### OBJECTIVES
• 1. In the facial recognition comments, turn the paragraph that opens "And yet, with the best of intentions" into a short list that keeps its main points.
• 2. Carry the facial recognition comments forward, starting right after their final sentence.

### GIVEN PASSAGE
____
TechFreedom filed the following comments ( PDF ) in the FTC’s inquiry about the privacy implications of facial recognition technology.

The Federal Trade Commission plays a vital role in punishing unfair and deceptive trade practices. Fulfilling its statutory duty to protect consumers requires, of course, carefully monitoring the development of new technologies that, like facial recognition, directly affect consumers. Thus, inquiries such as this one—and related workshops—deserve praise, encouragement and the greatest possible degree of input from all stakeholders.

And yet, with the best of intentions, the Commission is treading on dangerous constitutional ground. Proposals to restrict the use of facial recognition technology—even through opt-out mandates—implicate difficult First Amendment questions:  When may government restrict our right to observe the world around us, such the faces we see on the street, and to reduce those observations to mathematical terms?  May an individual bar others from using the unique mathematical description of his or her face?  In other words, do we have a property right in our visage?  If so, what other personal information—or raw facts—may be property-tized?

The Center for Democracy & Technology touches —thoughtfully but incompletely, on some of these questions, citing the Supreme Court’s 1973 decision in U.S. v. Dionisio : “No person can have a reasonable expectation that others will not know the sound of his voice, any more than he can reasonably expect that his face will be a mystery to the world.” [1]  CDT may indeed, be correct that even information available to the naked senses should be protected against systematized—and potentially persistent and ubiquitous—observation through increasingly sophisticated technological measures. But this is a Fourth Amendment question—about when observation of information constitutes a “search” for which probable cause (or some lower standard of proof) may be required.

We agree with the argument made by the Cato Institute in their amicus brief in the recently decided Jones case : The Supreme Court has fundamentally misinterpreted its 1967 Katz decision; rather than hinging on “reasonable expectations” (a term used in Justice Harlan’s solo concurrence) it actually hinges on accessibility, much as CDT argues here. Justice Stewart’s majority opinion, joined by six justices, used a different standard:

What a person knowingly exposes to the public, even in his own home or office, is not a subject of Fourth Amendment protection. But what he seeks to preserve as private, even in an area accessible to the public, may be constitutionally protected.

Getting this standard right could go a long way to ensuring that the Courts protect Americans from the abuse of facial recognition tracking. While it is understandable that the FTC has ruled this problem out of bounds for this inquiry, given its limited authority, doing so has resulted in the perverse result that the most dangerous use of a technology is discussed as a problem to be addressed only indirectly, by limiting the use of facial recognition by private actors.
____
### INFORMATION SHOWN
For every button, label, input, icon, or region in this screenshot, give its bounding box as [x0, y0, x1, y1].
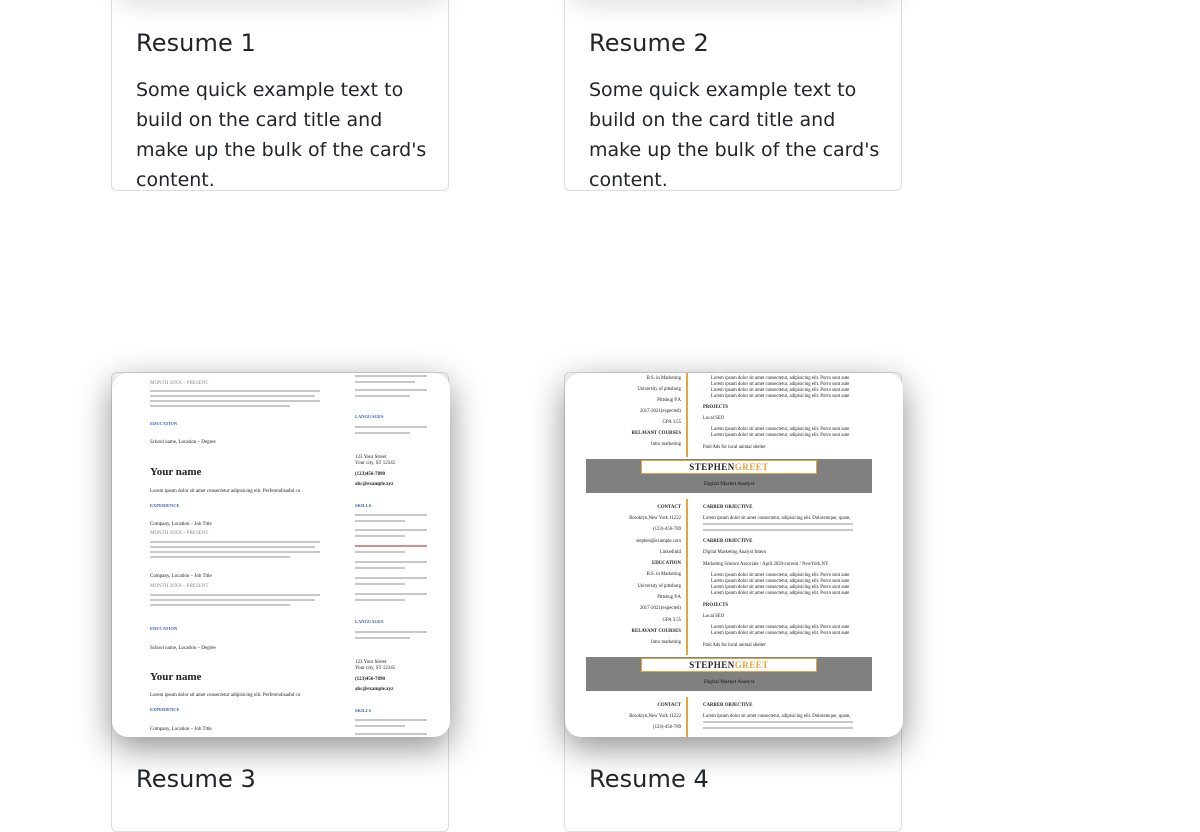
____
### EXPECTED OUTPUTS
• 1.
- Despite good intentions, the Commission is on dangerous constitutional ground.
- Proposals to restrict facial recognition, even through opt-out mandates, raise difficult First Amendment questions:
  - When may government restrict our right to observe the world around us, such as faces on the street, and to turn those observations into mathematical terms?
  - May a person bar others from using the unique mathematical description of his or her face?
  - Do we have a property right in our own face?
  - If so, what other personal information or raw facts could be made into property?

• 2.
Herein lies the danger of this inquiry: Creating property rights in our likeness risks becoming a right to keep people from looking at—and talking about—us, with all the perils for the protection of free expression more generally. This is precisely the problem First Amendment scholar and UCLA Law Professor Eugene Volokh warned about in his seminal 2000 law review article, “ Freedom of Speech, Information Privacy, and the Troubling Implications of a Right to Stop People from Speaking About You ,” [2] which I submit herewith as an essential part of the record in this inquiry.  As Volokh opens his piece:

Privacy is a popular word, and government attempts to “protect our privacy” are easy to endorse. Government attempts to let us “control … information about ourselves” sound equally good: Who wouldn’t want extra control, especially of things that are by hypothesis personal? And what fair-minded person could oppose requirements of “fair information practices”?

The difficulty is that the right to information privacy—the right to control other people’s communication of personally identifiable information about you—is a right to have the government stop people from speaking about you. We already have a code of “fair information practices,” and it is the First Amendment, which generally bars the government from “control[ling the communication] of information” (either by direct regulation or through the authorization of private lawsuits), whether the communication is “fair” or not. While privacy protection secured by contract turns out to be constitutionally sound, broader information privacy rules are not easily defensible under existing free speech law.

Among Volokh’s central concerns is the suppression of facts.  As the Supreme Court recently put it in its Sorrell decision : “Facts, after all, are the beginning point for much of the speech that is most essential to advance human knowledge and to conduct human affairs.” [3]  Volokh explains how imposition of at least some of the Fair Information Practice Principles in general can result in the suppression of truthful speech—and what this would mean for the rest of First Amendment doctrine.  In particular, he notes that the purported “right of publicity” (on which many arguments for restrict facial rest) has never been recognized by the Supreme Court—and argues that, if it were ever recognized, it would be narrowly limited. [4]

This is not an argument that the government should do nothing.  The First Amendment neither protects fraud (such as violation of the kind of self-regulatory program for facial recognition advanced by CDT) nor precludes the government from mandating truthful disclosures about corporate privacy practices (such as when, where, and how they use facial recognition).  Restrictions on demonstrably harmful uses of data are, in general, likely to raise fewer First Amendment problems than restrictions on observation, analysis and distribution (provided they are content and viewpoint neutral).

For now, this is simply an argument that the FTC should tread carefully—and focus on using its existing authority effectively to protect consumers.  More than anything else, that means giving Prof. Volokh’s excellent essay the attention it deserves—and remembering that if the Fourth Amendment does not adequately protect us from government snooping into our private affairs, the inevitable result will be intrusions on free speech protected by the First Amendment.

 


[1]  410 U.S. 1 (1973).

[2] 52 Stan. Law. Rev. 1049 (2000), available at http://papers.ssrn.com/sol3/papers.cfm?abstract_id=200469 .

[3] Sorrell v. IMS Health , 564 U.S. ___ , 15 (2011).

[4] 52 Stan. Law. Rev. 1049 at 17.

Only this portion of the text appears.